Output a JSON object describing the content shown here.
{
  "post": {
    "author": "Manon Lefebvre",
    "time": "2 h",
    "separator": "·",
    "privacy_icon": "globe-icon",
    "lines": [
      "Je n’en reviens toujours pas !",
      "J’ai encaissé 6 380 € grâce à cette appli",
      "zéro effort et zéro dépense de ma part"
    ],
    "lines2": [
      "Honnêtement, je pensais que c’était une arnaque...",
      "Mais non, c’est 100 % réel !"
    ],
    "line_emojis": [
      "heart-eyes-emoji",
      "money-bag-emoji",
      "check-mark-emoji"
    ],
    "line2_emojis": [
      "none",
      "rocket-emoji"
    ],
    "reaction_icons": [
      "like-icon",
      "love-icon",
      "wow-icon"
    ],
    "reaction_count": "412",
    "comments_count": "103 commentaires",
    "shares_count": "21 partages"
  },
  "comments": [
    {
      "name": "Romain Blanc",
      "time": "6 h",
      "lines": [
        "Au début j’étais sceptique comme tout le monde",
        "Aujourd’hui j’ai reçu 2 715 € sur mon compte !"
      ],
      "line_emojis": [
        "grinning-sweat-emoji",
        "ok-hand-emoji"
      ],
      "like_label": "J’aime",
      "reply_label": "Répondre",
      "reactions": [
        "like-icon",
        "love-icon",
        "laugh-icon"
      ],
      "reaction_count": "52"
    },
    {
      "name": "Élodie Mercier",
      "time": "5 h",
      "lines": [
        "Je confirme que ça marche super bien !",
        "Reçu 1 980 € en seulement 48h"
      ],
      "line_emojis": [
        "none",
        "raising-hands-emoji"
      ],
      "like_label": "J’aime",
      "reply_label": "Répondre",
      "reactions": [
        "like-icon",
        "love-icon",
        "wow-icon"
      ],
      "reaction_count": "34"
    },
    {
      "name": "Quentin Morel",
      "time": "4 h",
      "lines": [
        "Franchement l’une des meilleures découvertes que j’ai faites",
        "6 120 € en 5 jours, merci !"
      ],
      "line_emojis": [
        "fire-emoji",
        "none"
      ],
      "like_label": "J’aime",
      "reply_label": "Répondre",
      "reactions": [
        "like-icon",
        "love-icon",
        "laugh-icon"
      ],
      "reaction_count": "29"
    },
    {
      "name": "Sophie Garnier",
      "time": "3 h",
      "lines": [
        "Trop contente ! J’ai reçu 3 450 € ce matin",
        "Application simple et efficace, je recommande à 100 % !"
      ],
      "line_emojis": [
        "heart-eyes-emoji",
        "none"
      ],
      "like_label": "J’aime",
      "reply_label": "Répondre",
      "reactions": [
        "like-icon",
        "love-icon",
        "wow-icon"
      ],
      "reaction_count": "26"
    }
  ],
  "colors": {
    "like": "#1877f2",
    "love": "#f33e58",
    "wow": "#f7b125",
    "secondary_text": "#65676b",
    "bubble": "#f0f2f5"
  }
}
----
## EXERCISE INSTRUCTIONS
Every record above must be duplicated exactly.

## OUTPUT OF THE EXERCISE
Output a JSON object describing the content shown here.
{
  "post": {
    "author": "Manon Lefebvre",
    "time": "2 h",
    "separator": "·",
    "privacy_icon": "globe-icon",
    "lines": [
      "Je n’en reviens toujours pas !",
      "J’ai encaissé 6 380 € grâce à cette appli",
      "zéro effort et zéro dépense de ma part"
    ],
    "lines2": [
      "Honnêtement, je pensais que c’était une arnaque...",
      "Mais non, c’est 100 % réel !"
    ],
    "line_emojis": [
      "heart-eyes-emoji",
      "money-bag-emoji",
      "check-mark-emoji"
    ],
    "line2_emojis": [
      "none",
      "rocket-emoji"
    ],
    "reaction_icons": [
      "like-icon",
      "love-icon",
      "wow-icon"
    ],
    "reaction_count": "412",
    "comments_count": "103 commentaires",
    "shares_count": "21 partages"
  },
  "comments": [
    {
      "name": "Romain Blanc",
      "time": "6 h",
      "lines": [
        "Au début j’étais sceptique comme tout le monde",
        "Aujourd’hui j’ai reçu 2 715 € sur mon compte !"
      ],
      "line_emojis": [
        "grinning-sweat-emoji",
        "ok-hand-emoji"
      ],
      "like_label": "J’aime",
      "reply_label": "Répondre",
      "reactions": [
        "like-icon",
        "love-icon",
        "laugh-icon"
      ],
      "reaction_count": "52"
    },
    {
      "name": "Élodie Mercier",
      "time": "5 h",
      "lines": [
        "Je confirme que ça marche super bien !",
        "Reçu 1 980 € en seulement 48h"
      ],
      "line_emojis": [
        "none",
        "raising-hands-emoji"
      ],
      "like_label": "J’aime",
      "reply_label": "Répondre",
      "reactions": [
        "like-icon",
        "love-icon",
        "wow-icon"
      ],
      "reaction_count": "34"
    },
    {
      "name": "Quentin Morel",
      "time": "4 h",
      "lines": [
        "Franchement l’une des meilleures découvertes que j’ai faites",
        "6 120 € en 5 jours, merci !"
      ],
      "line_emojis": [
        "fire-emoji",
        "none"
      ],
      "like_label": "J’aime",
      "reply_label": "Répondre",
      "reactions": [
        "like-icon",
        "love-icon",
        "laugh-icon"
      ],
      "reaction_count": "29"
    },
    {
      "name": "Sophie Garnier",
      "time": "3 h",
      "lines": [
        "Trop contente ! J’ai reçu 3 450 € ce matin",
        "Application simple et efficace, je recommande à 100 % !"
      ],
      "line_emojis": [
        "heart-eyes-emoji",
        "none"
      ],
      "like_label": "J’aime",
      "reply_label": "Répondre",
      "reactions": [
        "like-icon",
        "love-icon",
        "wow-icon"
      ],
      "reaction_count": "26"
    }
  ],
  "colors": {
    "like": "#1877f2",
    "love": "#f33e58",
    "wow": "#f7b125",
    "secondary_text": "#65676b",
    "bubble": "#f0f2f5"
  }
}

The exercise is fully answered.